Determine how many lines contain the string "Groupe", then reply with that figure only.

# # # # #

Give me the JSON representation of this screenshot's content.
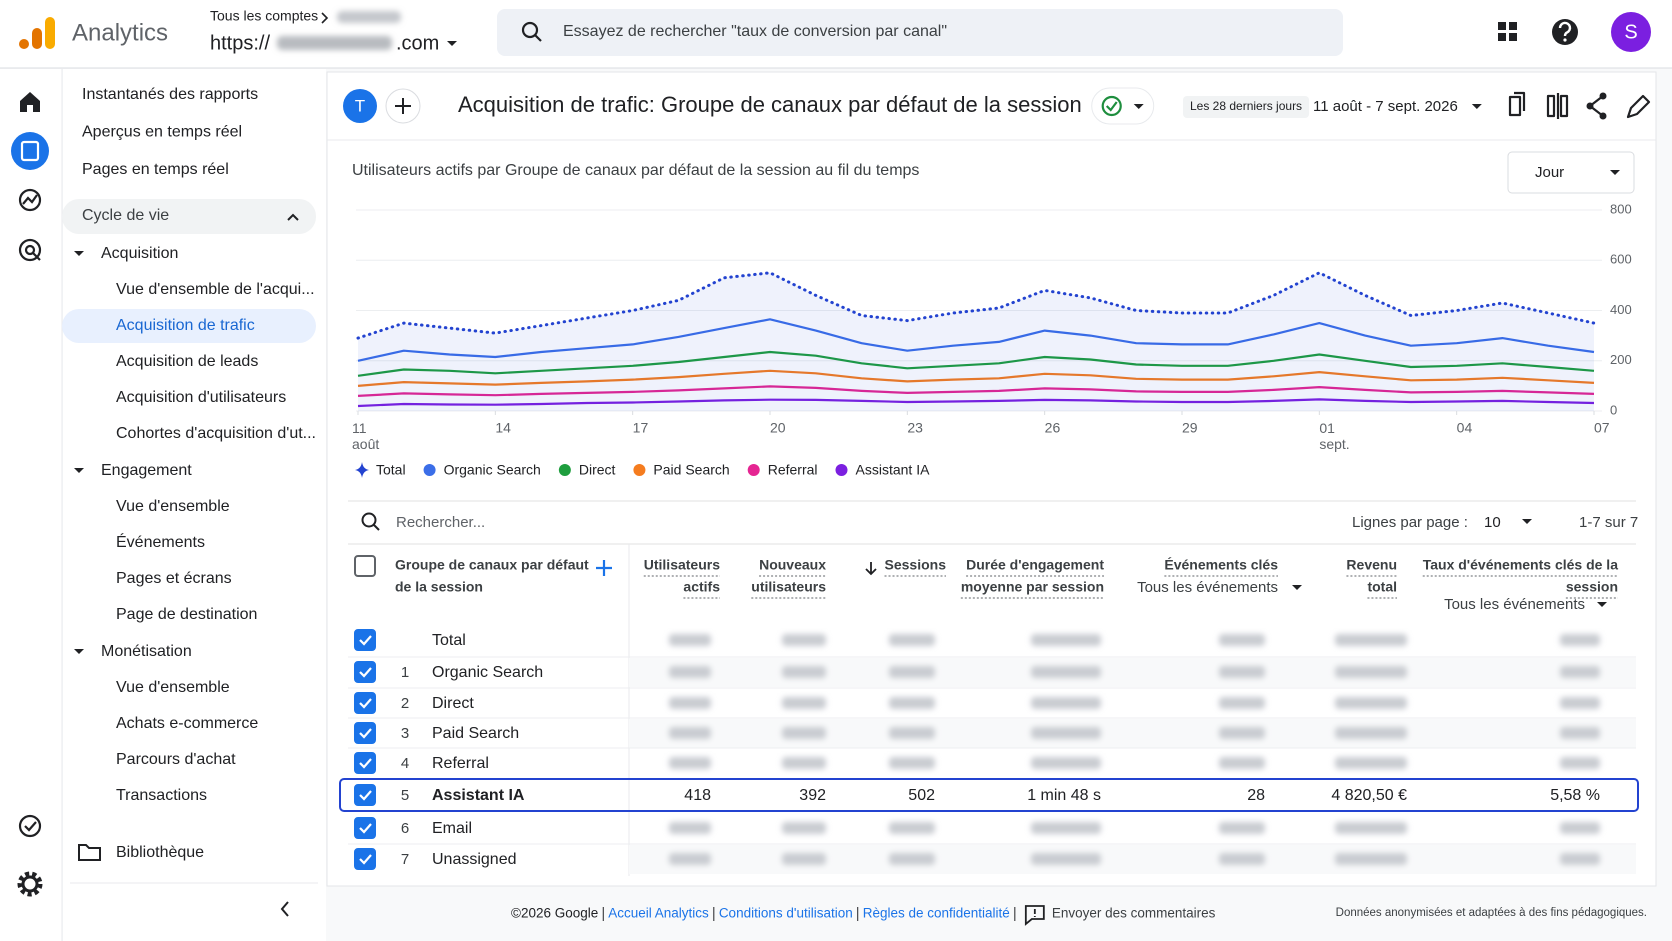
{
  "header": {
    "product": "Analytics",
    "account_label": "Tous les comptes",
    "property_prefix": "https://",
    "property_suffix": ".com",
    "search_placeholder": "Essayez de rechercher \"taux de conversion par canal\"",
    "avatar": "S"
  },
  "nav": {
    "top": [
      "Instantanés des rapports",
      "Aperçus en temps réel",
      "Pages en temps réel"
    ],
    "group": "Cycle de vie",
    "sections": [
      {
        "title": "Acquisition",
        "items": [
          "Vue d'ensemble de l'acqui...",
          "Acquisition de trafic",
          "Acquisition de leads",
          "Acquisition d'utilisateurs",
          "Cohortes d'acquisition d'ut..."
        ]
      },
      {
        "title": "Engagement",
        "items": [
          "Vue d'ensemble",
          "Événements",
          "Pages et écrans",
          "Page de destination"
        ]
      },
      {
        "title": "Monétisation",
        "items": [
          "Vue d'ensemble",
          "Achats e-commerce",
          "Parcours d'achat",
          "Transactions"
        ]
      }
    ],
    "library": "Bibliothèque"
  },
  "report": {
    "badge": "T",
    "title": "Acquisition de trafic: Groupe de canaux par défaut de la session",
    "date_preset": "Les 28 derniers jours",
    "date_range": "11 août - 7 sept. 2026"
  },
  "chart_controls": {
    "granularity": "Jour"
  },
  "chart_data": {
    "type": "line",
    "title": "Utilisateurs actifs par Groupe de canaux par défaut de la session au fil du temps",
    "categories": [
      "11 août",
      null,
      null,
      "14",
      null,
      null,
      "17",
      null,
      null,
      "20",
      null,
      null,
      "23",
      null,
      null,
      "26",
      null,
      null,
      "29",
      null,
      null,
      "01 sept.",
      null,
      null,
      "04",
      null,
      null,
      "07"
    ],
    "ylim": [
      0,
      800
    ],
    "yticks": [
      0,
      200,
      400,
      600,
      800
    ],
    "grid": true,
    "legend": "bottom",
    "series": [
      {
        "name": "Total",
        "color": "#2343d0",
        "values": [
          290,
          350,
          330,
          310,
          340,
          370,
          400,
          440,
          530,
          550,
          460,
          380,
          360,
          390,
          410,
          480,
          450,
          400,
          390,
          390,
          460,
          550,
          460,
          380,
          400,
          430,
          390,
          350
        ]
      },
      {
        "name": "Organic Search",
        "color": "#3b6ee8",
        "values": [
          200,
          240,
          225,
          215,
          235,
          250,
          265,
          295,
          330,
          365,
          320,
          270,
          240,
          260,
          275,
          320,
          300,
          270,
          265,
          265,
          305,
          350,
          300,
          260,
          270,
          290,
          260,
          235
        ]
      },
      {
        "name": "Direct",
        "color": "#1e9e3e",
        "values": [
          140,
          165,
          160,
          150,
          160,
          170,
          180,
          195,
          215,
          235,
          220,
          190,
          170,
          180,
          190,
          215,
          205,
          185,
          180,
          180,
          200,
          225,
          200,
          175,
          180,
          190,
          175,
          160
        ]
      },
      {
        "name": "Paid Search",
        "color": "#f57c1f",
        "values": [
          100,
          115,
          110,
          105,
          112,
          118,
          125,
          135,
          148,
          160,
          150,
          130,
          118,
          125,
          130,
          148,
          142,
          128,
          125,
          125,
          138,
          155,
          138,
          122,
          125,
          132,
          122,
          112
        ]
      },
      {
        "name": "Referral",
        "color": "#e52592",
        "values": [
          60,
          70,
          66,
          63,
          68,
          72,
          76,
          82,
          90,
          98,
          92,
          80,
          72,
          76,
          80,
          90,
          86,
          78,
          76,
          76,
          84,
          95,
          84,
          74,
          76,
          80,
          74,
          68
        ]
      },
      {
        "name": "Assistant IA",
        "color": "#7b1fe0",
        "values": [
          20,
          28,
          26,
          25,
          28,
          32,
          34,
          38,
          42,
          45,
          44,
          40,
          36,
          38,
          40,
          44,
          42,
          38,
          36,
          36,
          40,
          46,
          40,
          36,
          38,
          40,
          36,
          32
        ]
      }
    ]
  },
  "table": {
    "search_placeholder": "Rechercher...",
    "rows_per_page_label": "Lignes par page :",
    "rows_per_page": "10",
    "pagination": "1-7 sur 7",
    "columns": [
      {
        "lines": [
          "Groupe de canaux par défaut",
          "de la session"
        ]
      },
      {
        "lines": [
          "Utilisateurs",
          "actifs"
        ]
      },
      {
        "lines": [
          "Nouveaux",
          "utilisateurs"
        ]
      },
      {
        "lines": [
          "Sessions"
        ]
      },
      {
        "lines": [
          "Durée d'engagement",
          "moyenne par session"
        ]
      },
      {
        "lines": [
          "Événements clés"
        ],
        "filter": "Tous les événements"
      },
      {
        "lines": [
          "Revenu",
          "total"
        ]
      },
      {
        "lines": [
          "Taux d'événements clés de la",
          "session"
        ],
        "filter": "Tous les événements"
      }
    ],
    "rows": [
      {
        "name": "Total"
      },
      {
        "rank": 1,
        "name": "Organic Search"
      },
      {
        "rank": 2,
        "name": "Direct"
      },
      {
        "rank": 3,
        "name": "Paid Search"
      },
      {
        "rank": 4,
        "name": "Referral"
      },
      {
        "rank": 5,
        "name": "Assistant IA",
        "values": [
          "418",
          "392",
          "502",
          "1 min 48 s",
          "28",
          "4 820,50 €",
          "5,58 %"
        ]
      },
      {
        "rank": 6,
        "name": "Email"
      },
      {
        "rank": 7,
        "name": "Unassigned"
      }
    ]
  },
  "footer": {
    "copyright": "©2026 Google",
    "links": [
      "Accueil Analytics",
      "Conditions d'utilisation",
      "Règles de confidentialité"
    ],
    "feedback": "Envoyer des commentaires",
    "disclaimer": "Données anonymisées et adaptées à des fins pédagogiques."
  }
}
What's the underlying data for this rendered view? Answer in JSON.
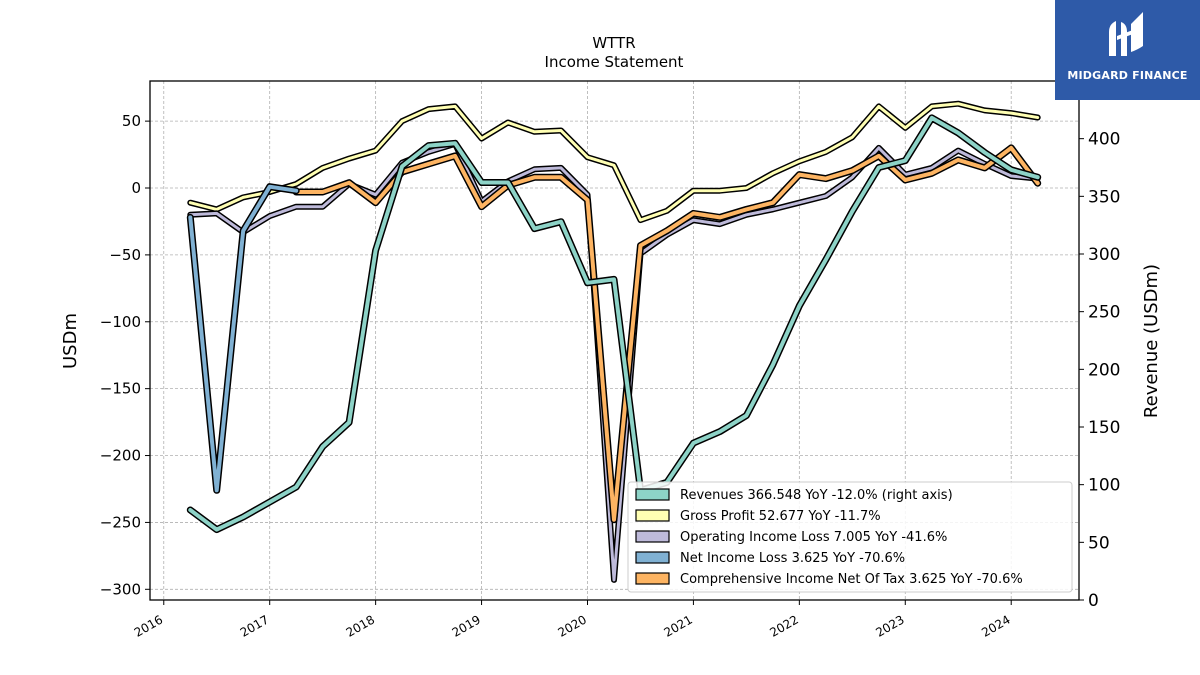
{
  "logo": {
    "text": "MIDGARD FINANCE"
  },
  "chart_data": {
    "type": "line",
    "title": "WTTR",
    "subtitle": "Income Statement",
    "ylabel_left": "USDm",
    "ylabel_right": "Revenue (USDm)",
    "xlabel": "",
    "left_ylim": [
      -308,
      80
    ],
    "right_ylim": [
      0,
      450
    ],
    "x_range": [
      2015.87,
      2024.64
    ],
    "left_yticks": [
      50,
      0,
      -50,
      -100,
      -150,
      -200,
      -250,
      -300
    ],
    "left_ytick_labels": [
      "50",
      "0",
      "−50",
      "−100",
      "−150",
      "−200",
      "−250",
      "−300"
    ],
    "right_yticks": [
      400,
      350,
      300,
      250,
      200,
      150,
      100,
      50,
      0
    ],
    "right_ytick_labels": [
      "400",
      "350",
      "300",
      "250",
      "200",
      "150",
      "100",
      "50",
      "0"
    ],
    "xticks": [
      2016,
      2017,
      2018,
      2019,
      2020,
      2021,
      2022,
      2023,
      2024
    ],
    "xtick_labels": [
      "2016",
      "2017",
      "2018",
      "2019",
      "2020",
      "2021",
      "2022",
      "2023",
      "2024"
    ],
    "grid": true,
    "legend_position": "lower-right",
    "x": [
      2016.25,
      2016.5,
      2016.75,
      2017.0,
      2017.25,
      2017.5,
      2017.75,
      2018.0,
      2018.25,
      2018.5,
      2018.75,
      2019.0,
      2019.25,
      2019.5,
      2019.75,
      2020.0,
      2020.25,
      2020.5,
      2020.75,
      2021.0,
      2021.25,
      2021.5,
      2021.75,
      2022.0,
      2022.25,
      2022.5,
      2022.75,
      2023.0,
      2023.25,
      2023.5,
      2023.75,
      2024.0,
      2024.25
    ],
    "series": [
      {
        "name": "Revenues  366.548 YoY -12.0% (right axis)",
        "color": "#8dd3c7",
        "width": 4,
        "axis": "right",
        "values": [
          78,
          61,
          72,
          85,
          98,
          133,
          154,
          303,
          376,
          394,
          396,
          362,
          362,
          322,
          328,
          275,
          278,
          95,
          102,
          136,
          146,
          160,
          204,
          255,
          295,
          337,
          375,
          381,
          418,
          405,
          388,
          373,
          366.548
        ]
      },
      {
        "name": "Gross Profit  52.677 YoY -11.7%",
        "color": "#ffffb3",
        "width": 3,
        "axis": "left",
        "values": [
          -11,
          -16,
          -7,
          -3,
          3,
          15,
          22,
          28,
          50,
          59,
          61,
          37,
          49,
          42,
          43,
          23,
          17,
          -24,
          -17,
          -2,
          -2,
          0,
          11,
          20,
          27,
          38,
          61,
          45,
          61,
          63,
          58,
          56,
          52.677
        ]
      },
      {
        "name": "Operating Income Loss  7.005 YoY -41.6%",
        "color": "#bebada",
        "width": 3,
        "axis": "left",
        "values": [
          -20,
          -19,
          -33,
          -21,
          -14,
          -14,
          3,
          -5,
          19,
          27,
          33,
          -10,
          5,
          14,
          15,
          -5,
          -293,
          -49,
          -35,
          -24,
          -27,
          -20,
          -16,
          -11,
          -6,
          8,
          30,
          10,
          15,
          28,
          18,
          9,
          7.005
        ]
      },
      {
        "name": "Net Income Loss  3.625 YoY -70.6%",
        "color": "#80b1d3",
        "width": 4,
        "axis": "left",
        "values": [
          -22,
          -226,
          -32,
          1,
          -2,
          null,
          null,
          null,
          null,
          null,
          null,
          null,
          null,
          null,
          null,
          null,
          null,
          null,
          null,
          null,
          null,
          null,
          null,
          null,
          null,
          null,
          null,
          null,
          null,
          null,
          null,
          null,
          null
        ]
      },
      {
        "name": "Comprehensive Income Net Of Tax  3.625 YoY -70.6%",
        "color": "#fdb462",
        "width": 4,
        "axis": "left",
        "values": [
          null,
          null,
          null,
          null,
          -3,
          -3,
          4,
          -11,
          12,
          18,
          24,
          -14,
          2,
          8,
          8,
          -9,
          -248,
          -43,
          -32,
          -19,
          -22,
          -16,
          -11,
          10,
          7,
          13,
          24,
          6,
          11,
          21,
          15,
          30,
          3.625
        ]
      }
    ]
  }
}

# # # # #

▸ **CORRECT OUTPUT**:
3